*Your objective:* Could you write out every entry exactly as it stands?

* BEGIN Input data *

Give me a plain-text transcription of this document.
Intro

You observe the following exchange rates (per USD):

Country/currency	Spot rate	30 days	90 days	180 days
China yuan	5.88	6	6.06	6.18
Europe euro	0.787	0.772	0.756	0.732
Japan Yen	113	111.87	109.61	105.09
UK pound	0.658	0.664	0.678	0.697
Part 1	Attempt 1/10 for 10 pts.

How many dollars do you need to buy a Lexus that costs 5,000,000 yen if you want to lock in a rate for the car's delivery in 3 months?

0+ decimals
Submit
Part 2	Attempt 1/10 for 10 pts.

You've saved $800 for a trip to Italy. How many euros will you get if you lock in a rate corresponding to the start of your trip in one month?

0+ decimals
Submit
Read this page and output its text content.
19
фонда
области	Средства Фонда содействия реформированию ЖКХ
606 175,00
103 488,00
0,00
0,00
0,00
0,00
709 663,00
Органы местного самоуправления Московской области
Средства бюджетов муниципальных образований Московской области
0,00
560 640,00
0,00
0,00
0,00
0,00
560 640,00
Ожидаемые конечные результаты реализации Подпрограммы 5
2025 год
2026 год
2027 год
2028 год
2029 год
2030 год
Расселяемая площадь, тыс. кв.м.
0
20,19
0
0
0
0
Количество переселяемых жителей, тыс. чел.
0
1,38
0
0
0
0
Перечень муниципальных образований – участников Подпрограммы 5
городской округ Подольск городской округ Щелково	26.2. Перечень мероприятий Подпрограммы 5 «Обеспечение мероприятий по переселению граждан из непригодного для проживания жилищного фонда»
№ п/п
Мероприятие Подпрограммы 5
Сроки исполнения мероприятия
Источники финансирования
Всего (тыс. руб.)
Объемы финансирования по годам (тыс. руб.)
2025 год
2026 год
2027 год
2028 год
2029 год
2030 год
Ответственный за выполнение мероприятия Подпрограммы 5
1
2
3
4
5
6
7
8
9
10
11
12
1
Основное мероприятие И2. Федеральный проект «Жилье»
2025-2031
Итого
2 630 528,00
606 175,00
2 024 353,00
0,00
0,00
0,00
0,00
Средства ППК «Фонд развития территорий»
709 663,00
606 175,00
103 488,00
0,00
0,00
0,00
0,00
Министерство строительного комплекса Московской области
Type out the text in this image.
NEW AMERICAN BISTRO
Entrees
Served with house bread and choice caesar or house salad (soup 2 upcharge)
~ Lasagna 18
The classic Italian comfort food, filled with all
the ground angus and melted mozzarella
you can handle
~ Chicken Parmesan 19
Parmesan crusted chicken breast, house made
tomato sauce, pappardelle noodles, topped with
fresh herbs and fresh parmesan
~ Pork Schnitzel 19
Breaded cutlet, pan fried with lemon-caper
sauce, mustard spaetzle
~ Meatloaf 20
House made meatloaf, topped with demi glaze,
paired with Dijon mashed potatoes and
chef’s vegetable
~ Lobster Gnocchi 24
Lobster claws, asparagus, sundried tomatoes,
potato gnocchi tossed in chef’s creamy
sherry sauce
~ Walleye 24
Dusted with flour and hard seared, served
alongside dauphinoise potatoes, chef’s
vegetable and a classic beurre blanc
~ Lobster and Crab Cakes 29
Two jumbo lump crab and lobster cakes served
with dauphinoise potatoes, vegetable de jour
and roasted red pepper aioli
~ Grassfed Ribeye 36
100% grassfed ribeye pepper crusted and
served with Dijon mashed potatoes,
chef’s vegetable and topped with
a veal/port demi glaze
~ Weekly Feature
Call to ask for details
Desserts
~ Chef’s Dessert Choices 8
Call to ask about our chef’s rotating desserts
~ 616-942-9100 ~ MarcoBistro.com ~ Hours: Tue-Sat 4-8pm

* END Input data *

*Complete answer:*
Give me a plain-text transcription of this document.
Intro

You observe the following exchange rates (per USD):

Country/currency	Spot rate	30 days	90 days	180 days
China yuan	5.88	6	6.06	6.18
Europe euro	0.787	0.772	0.756	0.732
Japan Yen	113	111.87	109.61	105.09
UK pound	0.658	0.664	0.678	0.697
Part 1	Attempt 1/10 for 10 pts.

How many dollars do you need to buy a Lexus that costs 5,000,000 yen if you want to lock in a rate for the car's delivery in 3 months?

0+ decimals
Submit
Part 2	Attempt 1/10 for 10 pts.

You've saved $800 for a trip to Italy. How many euros will you get if you lock in a rate corresponding to the start of your trip in one month?

0+ decimals
Submit
Read this page and output its text content.
19
фонда
области	Средства Фонда содействия реформированию ЖКХ
606 175,00
103 488,00
0,00
0,00
0,00
0,00
709 663,00
Органы местного самоуправления Московской области
Средства бюджетов муниципальных образований Московской области
0,00
560 640,00
0,00
0,00
0,00
0,00
560 640,00
Ожидаемые конечные результаты реализации Подпрограммы 5
2025 год
2026 год
2027 год
2028 год
2029 год
2030 год
Расселяемая площадь, тыс. кв.м.
0
20,19
0
0
0
0
Количество переселяемых жителей, тыс. чел.
0
1,38
0
0
0
0
Перечень муниципальных образований – участников Подпрограммы 5
городской округ Подольск городской округ Щелково	26.2. Перечень мероприятий Подпрограммы 5 «Обеспечение мероприятий по переселению граждан из непригодного для проживания жилищного фонда»
№ п/п
Мероприятие Подпрограммы 5
Сроки исполнения мероприятия
Источники финансирования
Всего (тыс. руб.)
Объемы финансирования по годам (тыс. руб.)
2025 год
2026 год
2027 год
2028 год
2029 год
2030 год
Ответственный за выполнение мероприятия Подпрограммы 5
1
2
3
4
5
6
7
8
9
10
11
12
1
Основное мероприятие И2. Федеральный проект «Жилье»
2025-2031
Итого
2 630 528,00
606 175,00
2 024 353,00
0,00
0,00
0,00
0,00
Средства ППК «Фонд развития территорий»
709 663,00
606 175,00
103 488,00
0,00
0,00
0,00
0,00
Министерство строительного комплекса Московской области
Type out the text in this image.
NEW AMERICAN BISTRO
Entrees
Served with house bread and choice caesar or house salad (soup 2 upcharge)
~ Lasagna 18
The classic Italian comfort food, filled with all
the ground angus and melted mozzarella
you can handle
~ Chicken Parmesan 19
Parmesan crusted chicken breast, house made
tomato sauce, pappardelle noodles, topped with
fresh herbs and fresh parmesan
~ Pork Schnitzel 19
Breaded cutlet, pan fried with lemon-caper
sauce, mustard spaetzle
~ Meatloaf 20
House made meatloaf, topped with demi glaze,
paired with Dijon mashed potatoes and
chef’s vegetable
~ Lobster Gnocchi 24
Lobster claws, asparagus, sundried tomatoes,
potato gnocchi tossed in chef’s creamy
sherry sauce
~ Walleye 24
Dusted with flour and hard seared, served
alongside dauphinoise potatoes, chef’s
vegetable and a classic beurre blanc
~ Lobster and Crab Cakes 29
Two jumbo lump crab and lobster cakes served
with dauphinoise potatoes, vegetable de jour
and roasted red pepper aioli
~ Grassfed Ribeye 36
100% grassfed ribeye pepper crusted and
served with Dijon mashed potatoes,
chef’s vegetable and topped with
a veal/port demi glaze
~ Weekly Feature
Call to ask for details
Desserts
~ Chef’s Dessert Choices 8
Call to ask about our chef’s rotating desserts
~ 616-942-9100 ~ MarcoBistro.com ~ Hours: Tue-Sat 4-8pm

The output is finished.